Excerpt provided:
Music Contained in this Podcast:

Preacher Boy – “Shamedown” <– Support our house musician

Ólafur Arnalds – “Memory”

Recorded in December 2020. Copyrights are owned by the artists and their labels. Negative dollars are made from this podcast.


So…. 2014, Shame in Review

I watched some movies in 2014. No really, I did. Quite a few actually. My profile on Letterboxd suggests I watched 154 movies, not counting the ones I forgot to tag. Of course there were some rewatches and Bond movies that factored into that total. Some of those 154 were downright SHAMEFUL. For the inaugural year of Cinema Shame, I didn’t hit the dirty dozen exactly, though I did watch The Dirty Dozen for the first time.

Here’s my initial list, posted at the end of January:

January: Ben Hur (1959)

February: BURT! Deliverance (1972) and The Longest Yard (1974)

March: Rashomon (1950)

April: Ride the High Country (1962) (swapped out for The Birds (1963))

May: Godzilla (1954)

June: The Dirty Dozen (1967)

July: City Lights (1931)

August: Barry Lyndon (1975)

September: Deer Hunter (1978)

October: The Texas Chainsaw Massacre (1974) (swapped out for 30 days of Halloween Shame that somehow didn’t include the Texas Chainsaw Massacre)

November: Cabaret (1972)

…and last and perhaps the most shameful of all…

December: It’s a Wonderful Life (1946)

Shame: I didn’t watch The Deer Hunter. Penitence: I will watch The Deer Hunter in 2015.

Shame: I didn’t watch The Texas Chainsaw Massacre. Penitence: I will watch The Texas Chainsaw Massacre in 2015.

Shame: I didn’t write up full blog posts for It’s A Wonderful Life, Cabaret, Barry Lyndon or The Dirty Dozen. Penitence: Now!

So Barry Lyndon is slow… really…. really slow.

barry lyndon candlelight

Holy shit is this movie a slog. Like Molasses in January… in Alaska… if Elsa got f’ing pissed.

Due to my schedule I had to break up this Kubrick classic into four different sittings. Despite the pace, I didn’t dislike Barry Lyndon. I’m intrigued/mortified/confused/bewildered/fascinated by Barry Lyndon. I also have no desire to rewatch Barry Lyndon anytime soon, though I’m also curiously drawn back to it. Watching the film is akin to sitting before a painter’s canvas perpetually in motion. I had to do a quick search to reveal why Lyndon appeared so extraordinary beyond the face value of the sunning composition from cinematographer John Alcott. From Wikipedia:

Most notably, interior scenes were shot with a specially adapted high-speed f/0.7 Zeiss camera lens originally developed for NASA to be used in satellite photography. The lenses allowed many scenes to be lit only with candlelight, creating two-dimensional, diffused-light images reminiscent of 18th-century paintings.[76] Cinematographer Allen Daviau says that it gives the audience a way of seeing the characters and scenes as they would have been seen by people at the time.

Instruction A: In the records, rewrite everything from the start down through the line that contains "surface-peak <box>598 394 615 463</box>", swapping "surface-peak" for "surface-summit" and keeping all else the same.

Dataset:
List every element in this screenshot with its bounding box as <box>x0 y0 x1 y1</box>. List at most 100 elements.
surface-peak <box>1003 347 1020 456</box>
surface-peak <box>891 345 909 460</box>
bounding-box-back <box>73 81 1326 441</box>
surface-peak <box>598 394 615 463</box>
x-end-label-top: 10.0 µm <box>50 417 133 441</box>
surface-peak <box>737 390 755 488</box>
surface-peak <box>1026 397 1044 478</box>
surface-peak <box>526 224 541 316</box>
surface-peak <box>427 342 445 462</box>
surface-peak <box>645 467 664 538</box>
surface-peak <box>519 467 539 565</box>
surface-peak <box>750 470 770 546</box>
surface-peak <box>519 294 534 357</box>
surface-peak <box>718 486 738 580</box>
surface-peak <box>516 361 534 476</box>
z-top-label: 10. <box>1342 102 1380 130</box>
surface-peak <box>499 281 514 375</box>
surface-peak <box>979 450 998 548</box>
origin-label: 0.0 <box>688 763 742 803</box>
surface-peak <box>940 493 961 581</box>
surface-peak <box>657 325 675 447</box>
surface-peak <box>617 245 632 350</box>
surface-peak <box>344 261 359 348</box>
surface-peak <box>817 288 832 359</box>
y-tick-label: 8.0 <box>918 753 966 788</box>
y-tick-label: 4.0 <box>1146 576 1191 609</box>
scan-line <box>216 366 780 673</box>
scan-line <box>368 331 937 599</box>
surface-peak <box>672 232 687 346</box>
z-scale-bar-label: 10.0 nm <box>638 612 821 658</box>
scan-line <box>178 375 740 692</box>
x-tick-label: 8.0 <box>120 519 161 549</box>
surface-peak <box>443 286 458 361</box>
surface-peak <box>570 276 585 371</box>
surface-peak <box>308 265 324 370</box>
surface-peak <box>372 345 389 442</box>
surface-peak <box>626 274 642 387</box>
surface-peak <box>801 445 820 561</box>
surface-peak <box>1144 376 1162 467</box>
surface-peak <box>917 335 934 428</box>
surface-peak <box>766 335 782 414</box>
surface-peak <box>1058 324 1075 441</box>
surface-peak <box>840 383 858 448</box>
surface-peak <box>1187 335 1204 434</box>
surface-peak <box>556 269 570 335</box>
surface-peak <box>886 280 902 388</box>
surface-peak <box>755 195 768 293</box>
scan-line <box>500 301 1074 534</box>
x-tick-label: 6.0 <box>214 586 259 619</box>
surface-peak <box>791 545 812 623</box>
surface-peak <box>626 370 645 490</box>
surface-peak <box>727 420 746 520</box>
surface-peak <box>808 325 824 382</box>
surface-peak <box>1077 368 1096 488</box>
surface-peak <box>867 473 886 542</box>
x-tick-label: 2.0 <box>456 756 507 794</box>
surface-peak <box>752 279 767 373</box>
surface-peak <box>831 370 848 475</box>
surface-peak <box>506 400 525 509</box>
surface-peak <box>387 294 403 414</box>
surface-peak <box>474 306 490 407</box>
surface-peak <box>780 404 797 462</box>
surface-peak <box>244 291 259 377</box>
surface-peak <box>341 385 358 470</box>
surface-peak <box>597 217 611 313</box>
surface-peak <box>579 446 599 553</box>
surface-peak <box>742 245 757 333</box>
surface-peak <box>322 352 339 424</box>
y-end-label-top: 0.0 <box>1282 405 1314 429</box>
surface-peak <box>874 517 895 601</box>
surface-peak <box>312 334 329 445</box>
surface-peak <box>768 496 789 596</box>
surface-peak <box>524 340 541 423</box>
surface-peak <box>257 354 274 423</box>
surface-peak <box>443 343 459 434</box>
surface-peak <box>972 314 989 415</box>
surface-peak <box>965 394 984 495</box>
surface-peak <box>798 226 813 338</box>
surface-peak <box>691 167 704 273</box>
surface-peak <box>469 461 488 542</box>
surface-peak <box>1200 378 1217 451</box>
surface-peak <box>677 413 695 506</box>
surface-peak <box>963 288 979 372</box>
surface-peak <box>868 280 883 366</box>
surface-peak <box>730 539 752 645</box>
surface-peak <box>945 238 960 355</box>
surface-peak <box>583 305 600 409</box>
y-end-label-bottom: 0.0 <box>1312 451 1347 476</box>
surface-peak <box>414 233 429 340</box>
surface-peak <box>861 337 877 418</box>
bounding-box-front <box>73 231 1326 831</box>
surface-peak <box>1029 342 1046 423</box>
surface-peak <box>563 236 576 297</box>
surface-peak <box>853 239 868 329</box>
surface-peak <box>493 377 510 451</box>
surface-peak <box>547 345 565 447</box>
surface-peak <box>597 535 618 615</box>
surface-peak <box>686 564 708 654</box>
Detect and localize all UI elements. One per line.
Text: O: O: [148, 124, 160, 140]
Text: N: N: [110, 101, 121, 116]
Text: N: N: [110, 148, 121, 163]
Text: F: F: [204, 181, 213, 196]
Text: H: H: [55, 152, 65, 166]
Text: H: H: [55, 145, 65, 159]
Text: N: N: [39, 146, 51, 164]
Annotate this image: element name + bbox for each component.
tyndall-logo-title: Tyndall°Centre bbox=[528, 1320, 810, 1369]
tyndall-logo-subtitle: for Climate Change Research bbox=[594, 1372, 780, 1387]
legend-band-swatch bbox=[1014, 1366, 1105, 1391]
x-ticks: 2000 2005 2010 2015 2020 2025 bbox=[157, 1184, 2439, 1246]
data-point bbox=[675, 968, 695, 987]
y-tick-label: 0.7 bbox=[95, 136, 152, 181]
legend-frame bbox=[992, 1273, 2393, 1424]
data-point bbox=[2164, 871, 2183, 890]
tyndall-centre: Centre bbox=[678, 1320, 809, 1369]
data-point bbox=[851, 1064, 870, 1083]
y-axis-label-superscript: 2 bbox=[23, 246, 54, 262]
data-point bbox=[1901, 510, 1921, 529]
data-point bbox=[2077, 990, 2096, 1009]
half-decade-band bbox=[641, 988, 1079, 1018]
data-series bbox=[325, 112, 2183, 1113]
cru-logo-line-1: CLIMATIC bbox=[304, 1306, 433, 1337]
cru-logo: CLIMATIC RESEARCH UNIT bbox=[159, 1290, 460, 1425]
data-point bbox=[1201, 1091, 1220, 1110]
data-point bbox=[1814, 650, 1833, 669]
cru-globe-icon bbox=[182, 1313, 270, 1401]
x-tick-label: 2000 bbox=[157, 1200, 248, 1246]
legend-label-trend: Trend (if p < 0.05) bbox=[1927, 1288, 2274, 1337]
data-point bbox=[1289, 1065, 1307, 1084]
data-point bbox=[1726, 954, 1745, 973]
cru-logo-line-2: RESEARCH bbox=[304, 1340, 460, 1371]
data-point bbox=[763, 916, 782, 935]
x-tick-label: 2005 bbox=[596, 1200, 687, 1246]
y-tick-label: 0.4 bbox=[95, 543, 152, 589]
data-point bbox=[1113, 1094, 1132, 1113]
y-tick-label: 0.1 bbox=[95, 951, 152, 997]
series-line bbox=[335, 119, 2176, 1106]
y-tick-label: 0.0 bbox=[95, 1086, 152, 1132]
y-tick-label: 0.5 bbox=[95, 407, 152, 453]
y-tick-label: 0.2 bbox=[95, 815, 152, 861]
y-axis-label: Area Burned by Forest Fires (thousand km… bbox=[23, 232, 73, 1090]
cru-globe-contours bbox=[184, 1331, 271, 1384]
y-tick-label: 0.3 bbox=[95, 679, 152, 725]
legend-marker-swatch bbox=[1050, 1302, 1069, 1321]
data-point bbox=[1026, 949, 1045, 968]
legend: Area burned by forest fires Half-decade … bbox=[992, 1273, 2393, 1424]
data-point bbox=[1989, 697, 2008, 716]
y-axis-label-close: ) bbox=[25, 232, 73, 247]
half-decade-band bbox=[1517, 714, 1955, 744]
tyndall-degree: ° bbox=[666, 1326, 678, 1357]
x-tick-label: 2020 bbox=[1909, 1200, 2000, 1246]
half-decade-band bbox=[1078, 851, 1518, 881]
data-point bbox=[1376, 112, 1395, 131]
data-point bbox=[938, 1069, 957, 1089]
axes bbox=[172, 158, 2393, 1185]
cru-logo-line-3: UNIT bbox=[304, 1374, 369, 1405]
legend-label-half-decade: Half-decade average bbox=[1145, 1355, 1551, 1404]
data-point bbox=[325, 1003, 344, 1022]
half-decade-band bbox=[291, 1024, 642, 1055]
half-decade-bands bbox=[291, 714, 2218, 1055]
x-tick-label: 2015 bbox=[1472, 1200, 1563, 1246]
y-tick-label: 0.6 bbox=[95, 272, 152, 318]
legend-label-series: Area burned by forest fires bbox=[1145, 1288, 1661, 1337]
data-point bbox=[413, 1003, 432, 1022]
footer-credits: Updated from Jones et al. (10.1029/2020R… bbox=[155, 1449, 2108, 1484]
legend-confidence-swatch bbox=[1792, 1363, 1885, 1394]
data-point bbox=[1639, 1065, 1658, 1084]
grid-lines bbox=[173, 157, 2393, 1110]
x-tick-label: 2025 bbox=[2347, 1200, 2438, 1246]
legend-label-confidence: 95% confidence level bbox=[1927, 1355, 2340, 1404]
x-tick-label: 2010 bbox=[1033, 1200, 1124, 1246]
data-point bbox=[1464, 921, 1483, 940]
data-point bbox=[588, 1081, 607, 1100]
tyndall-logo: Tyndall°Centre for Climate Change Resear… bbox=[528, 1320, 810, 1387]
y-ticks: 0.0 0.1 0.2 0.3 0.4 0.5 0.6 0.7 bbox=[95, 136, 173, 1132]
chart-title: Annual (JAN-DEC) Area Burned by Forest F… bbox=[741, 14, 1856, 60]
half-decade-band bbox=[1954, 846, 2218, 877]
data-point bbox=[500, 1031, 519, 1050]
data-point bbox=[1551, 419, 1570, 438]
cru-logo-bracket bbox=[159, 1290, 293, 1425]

Instruction B:
Answer these questions from the Cinema Shame piece:
(i) How many movies does the Letterboxd profile suggest were watched in 2014?
(ii) Which cinematographer is credited with the composition of Barry Lyndon?
(iii) For what organization was the Zeiss lens originally developed?

Written response A:
List every element in this screenshot with its bounding box as <box>x0 y0 x1 y1</box>. List at most 100 elements.
surface-summit <box>1003 347 1020 456</box>
surface-summit <box>891 345 909 460</box>
bounding-box-back <box>73 81 1326 441</box>
surface-summit <box>598 394 615 463</box>

Written response B:
(i) 154
(ii) John Alcott
(iii) NASA